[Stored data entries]
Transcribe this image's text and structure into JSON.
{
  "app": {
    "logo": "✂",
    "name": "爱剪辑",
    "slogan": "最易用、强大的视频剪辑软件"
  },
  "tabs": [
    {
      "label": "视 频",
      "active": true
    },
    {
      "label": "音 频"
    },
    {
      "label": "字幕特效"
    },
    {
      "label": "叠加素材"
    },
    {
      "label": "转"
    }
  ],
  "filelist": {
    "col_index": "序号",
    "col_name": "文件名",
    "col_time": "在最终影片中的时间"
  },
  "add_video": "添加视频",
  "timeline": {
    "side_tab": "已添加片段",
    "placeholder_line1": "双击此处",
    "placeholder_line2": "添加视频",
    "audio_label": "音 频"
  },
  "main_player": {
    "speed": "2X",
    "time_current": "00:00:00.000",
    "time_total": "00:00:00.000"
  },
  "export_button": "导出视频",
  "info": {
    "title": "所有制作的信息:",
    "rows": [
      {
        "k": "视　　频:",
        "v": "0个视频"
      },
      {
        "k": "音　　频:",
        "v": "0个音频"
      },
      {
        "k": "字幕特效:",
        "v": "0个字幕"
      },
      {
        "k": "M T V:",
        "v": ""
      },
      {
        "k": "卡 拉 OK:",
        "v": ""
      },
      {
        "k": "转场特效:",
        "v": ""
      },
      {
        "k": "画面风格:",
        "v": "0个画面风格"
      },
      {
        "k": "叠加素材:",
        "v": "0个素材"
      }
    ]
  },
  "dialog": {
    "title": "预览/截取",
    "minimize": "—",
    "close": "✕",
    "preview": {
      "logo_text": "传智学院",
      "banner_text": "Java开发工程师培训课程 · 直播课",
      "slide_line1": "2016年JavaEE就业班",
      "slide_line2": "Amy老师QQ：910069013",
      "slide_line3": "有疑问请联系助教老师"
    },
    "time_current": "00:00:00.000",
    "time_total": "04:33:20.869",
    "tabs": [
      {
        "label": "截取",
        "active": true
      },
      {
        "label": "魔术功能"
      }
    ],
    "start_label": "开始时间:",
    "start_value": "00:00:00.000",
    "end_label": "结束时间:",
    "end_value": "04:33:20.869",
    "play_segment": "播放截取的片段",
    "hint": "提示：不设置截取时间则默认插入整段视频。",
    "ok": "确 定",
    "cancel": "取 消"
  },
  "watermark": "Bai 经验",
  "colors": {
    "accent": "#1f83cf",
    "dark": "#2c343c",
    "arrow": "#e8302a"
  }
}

Written exercise -
Make a verbatim copy of every entry shown above.

Solved exercise -
Transcribe this image's text and structure into JSON.
{
  "app": {
    "logo": "✂",
    "name": "爱剪辑",
    "slogan": "最易用、强大的视频剪辑软件"
  },
  "tabs": [
    {
      "label": "视 频",
      "active": true
    },
    {
      "label": "音 频"
    },
    {
      "label": "字幕特效"
    },
    {
      "label": "叠加素材"
    },
    {
      "label": "转"
    }
  ],
  "filelist": {
    "col_index": "序号",
    "col_name": "文件名",
    "col_time": "在最终影片中的时间"
  },
  "add_video": "添加视频",
  "timeline": {
    "side_tab": "已添加片段",
    "placeholder_line1": "双击此处",
    "placeholder_line2": "添加视频",
    "audio_label": "音 频"
  },
  "main_player": {
    "speed": "2X",
    "time_current": "00:00:00.000",
    "time_total": "00:00:00.000"
  },
  "export_button": "导出视频",
  "info": {
    "title": "所有制作的信息:",
    "rows": [
      {
        "k": "视　　频:",
        "v": "0个视频"
      },
      {
        "k": "音　　频:",
        "v": "0个音频"
      },
      {
        "k": "字幕特效:",
        "v": "0个字幕"
      },
      {
        "k": "M T V:",
        "v": ""
      },
      {
        "k": "卡 拉 OK:",
        "v": ""
      },
      {
        "k": "转场特效:",
        "v": ""
      },
      {
        "k": "画面风格:",
        "v": "0个画面风格"
      },
      {
        "k": "叠加素材:",
        "v": "0个素材"
      }
    ]
  },
  "dialog": {
    "title": "预览/截取",
    "minimize": "—",
    "close": "✕",
    "preview": {
      "logo_text": "传智学院",
      "banner_text": "Java开发工程师培训课程 · 直播课",
      "slide_line1": "2016年JavaEE就业班",
      "slide_line2": "Amy老师QQ：910069013",
      "slide_line3": "有疑问请联系助教老师"
    },
    "time_current": "00:00:00.000",
    "time_total": "04:33:20.869",
    "tabs": [
      {
        "label": "截取",
        "active": true
      },
      {
        "label": "魔术功能"
      }
    ],
    "start_label": "开始时间:",
    "start_value": "00:00:00.000",
    "end_label": "结束时间:",
    "end_value": "04:33:20.869",
    "play_segment": "播放截取的片段",
    "hint": "提示：不设置截取时间则默认插入整段视频。",
    "ok": "确 定",
    "cancel": "取 消"
  },
  "watermark": "Bai 经验",
  "colors": {
    "accent": "#1f83cf",
    "dark": "#2c343c",
    "arrow": "#e8302a"
  }
}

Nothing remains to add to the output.